Collected data:
★ ★ ★ ★ ★
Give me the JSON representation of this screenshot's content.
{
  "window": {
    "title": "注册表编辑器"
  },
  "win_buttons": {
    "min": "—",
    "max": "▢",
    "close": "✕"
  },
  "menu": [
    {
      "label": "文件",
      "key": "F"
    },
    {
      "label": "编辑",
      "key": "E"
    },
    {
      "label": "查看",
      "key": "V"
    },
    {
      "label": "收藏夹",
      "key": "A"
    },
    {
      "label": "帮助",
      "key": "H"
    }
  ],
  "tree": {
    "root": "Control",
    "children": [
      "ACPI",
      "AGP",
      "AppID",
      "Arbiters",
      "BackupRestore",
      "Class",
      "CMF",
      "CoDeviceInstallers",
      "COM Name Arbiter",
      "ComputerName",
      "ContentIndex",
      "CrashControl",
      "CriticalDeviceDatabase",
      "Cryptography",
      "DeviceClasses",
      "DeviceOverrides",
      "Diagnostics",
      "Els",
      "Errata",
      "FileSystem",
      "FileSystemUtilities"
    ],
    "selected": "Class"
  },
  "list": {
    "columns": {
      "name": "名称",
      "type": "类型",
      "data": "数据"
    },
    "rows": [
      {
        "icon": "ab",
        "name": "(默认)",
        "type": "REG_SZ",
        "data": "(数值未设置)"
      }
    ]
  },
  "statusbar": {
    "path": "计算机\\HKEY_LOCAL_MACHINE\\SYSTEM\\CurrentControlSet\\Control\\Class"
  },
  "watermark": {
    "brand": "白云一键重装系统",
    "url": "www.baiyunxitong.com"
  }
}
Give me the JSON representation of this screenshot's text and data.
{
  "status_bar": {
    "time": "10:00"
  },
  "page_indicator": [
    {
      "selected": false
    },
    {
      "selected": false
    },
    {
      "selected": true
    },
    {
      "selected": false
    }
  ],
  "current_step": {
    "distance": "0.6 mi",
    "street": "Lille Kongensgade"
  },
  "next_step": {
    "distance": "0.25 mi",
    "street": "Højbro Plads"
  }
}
★ ★ ★ ★ ★
■ Problem details
Each line above must be reproduced exactly as it stands.

■ Expected output
Give me the JSON representation of this screenshot's content.
{
  "window": {
    "title": "注册表编辑器"
  },
  "win_buttons": {
    "min": "—",
    "max": "▢",
    "close": "✕"
  },
  "menu": [
    {
      "label": "文件",
      "key": "F"
    },
    {
      "label": "编辑",
      "key": "E"
    },
    {
      "label": "查看",
      "key": "V"
    },
    {
      "label": "收藏夹",
      "key": "A"
    },
    {
      "label": "帮助",
      "key": "H"
    }
  ],
  "tree": {
    "root": "Control",
    "children": [
      "ACPI",
      "AGP",
      "AppID",
      "Arbiters",
      "BackupRestore",
      "Class",
      "CMF",
      "CoDeviceInstallers",
      "COM Name Arbiter",
      "ComputerName",
      "ContentIndex",
      "CrashControl",
      "CriticalDeviceDatabase",
      "Cryptography",
      "DeviceClasses",
      "DeviceOverrides",
      "Diagnostics",
      "Els",
      "Errata",
      "FileSystem",
      "FileSystemUtilities"
    ],
    "selected": "Class"
  },
  "list": {
    "columns": {
      "name": "名称",
      "type": "类型",
      "data": "数据"
    },
    "rows": [
      {
        "icon": "ab",
        "name": "(默认)",
        "type": "REG_SZ",
        "data": "(数值未设置)"
      }
    ]
  },
  "statusbar": {
    "path": "计算机\\HKEY_LOCAL_MACHINE\\SYSTEM\\CurrentControlSet\\Control\\Class"
  },
  "watermark": {
    "brand": "白云一键重装系统",
    "url": "www.baiyunxitong.com"
  }
}
Give me the JSON representation of this screenshot's text and data.
{
  "status_bar": {
    "time": "10:00"
  },
  "page_indicator": [
    {
      "selected": false
    },
    {
      "selected": false
    },
    {
      "selected": true
    },
    {
      "selected": false
    }
  ],
  "current_step": {
    "distance": "0.6 mi",
    "street": "Lille Kongensgade"
  },
  "next_step": {
    "distance": "0.25 mi",
    "street": "Højbro Plads"
  }
}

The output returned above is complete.